#### Input material:
_ _ _ _ _

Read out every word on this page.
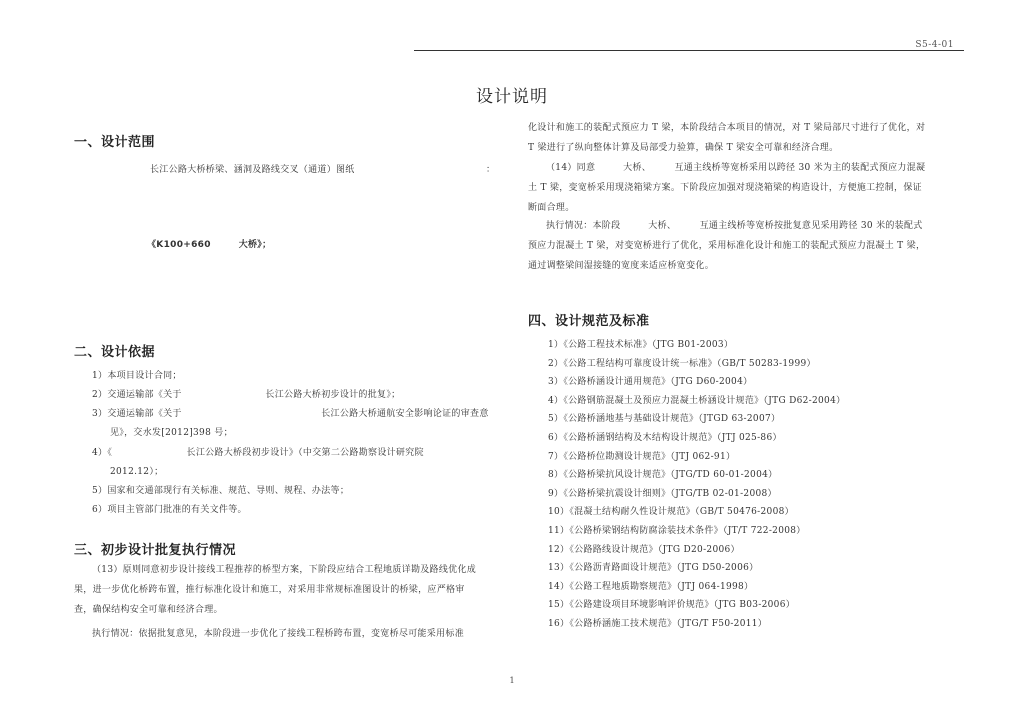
S5-4-01
设计说明
一、设计范围
长江公路大桥桥梁、涵洞及路线交叉（通道）图纸	：
《K100+660　　　大桥》；
二、设计依据
1）本项目设计合同；
2）交通运输部《关于　　　　　　　　　长江公路大桥初步设计的批复》；
3）交通运输部《关于　　　　　　　　　　　　　　　长江公路大桥通航安全影响论证的审查意
见》，交水发[2012]398 号；
4）《　　　　　　　　长江公路大桥段初步设计》（中交第二公路勘察设计研究院
2012.12）；
5）国家和交通部现行有关标准、规范、导则、规程、办法等；
6）项目主管部门批准的有关文件等。
三、初步设计批复执行情况
（13）原则同意初步设计接线工程推荐的桥型方案，下阶段应结合工程地质详勘及路线优化成
果，进一步优化桥跨布置，推行标准化设计和施工，对采用非常规标准图设计的桥梁，应严格审
查，确保结构安全可靠和经济合理。
执行情况：依据批复意见，本阶段进一步优化了接线工程桥跨布置，变宽桥尽可能采用标准
化设计和施工的装配式预应力 T 梁，本阶段结合本项目的情况，对 T 梁局部尺寸进行了优化，对
T 梁进行了纵向整体计算及局部受力验算，确保 T 梁安全可靠和经济合理。
（14）同意　　　大桥、　　　互通主线桥等宽桥采用以跨径 30 米为主的装配式预应力混凝
土 T 梁，变宽桥采用现浇箱梁方案。下阶段应加强对现浇箱梁的构造设计，方便施工控制，保证
断面合理。
执行情况：本阶段　　　大桥、　　　互通主线桥等宽桥按批复意见采用跨径 30 米的装配式
预应力混凝土 T 梁，对变宽桥进行了优化，采用标准化设计和施工的装配式预应力混凝土 T 梁，
通过调整梁间湿接缝的宽度来适应桥宽变化。
四、设计规范及标准
1）《公路工程技术标准》（JTG B01-2003）
2）《公路工程结构可靠度设计统一标准》（GB/T 50283-1999）
3）《公路桥涵设计通用规范》（JTG D60-2004）
4）《公路钢筋混凝土及预应力混凝土桥涵设计规范》（JTG D62-2004）
5）《公路桥涵地基与基础设计规范》（JTGD 63-2007）
6）《公路桥涵钢结构及木结构设计规范》（JTJ 025-86）
7）《公路桥位勘测设计规范》（JTJ 062-91）
8）《公路桥梁抗风设计规范》（JTG/TD 60-01-2004）
9）《公路桥梁抗震设计细则》（JTG/TB 02-01-2008）
10）《混凝土结构耐久性设计规范》（GB/T 50476-2008）
11）《公路桥梁钢结构防腐涂装技术条件》（JT/T 722-2008）
12）《公路路线设计规范》（JTG D20-2006）
13）《公路沥青路面设计规范》（JTG D50-2006）
14）《公路工程地质勘察规范》（JTJ 064-1998）
15）《公路建设项目环境影响评价规范》（JTG B03-2006）
16）《公路桥涵施工技术规范》（JTG/T F50-2011）
1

_ _ _ _ _

#### Short task:
Pick out every line holding the string "交通运输部" and return it.

#### Finished answer:
2）交通运输部《关于　　　　　　　　　长江公路大桥初步设计的批复》；
3）交通运输部《关于　　　　　　　　　　　　　　　长江公路大桥通航安全影响论证的审查意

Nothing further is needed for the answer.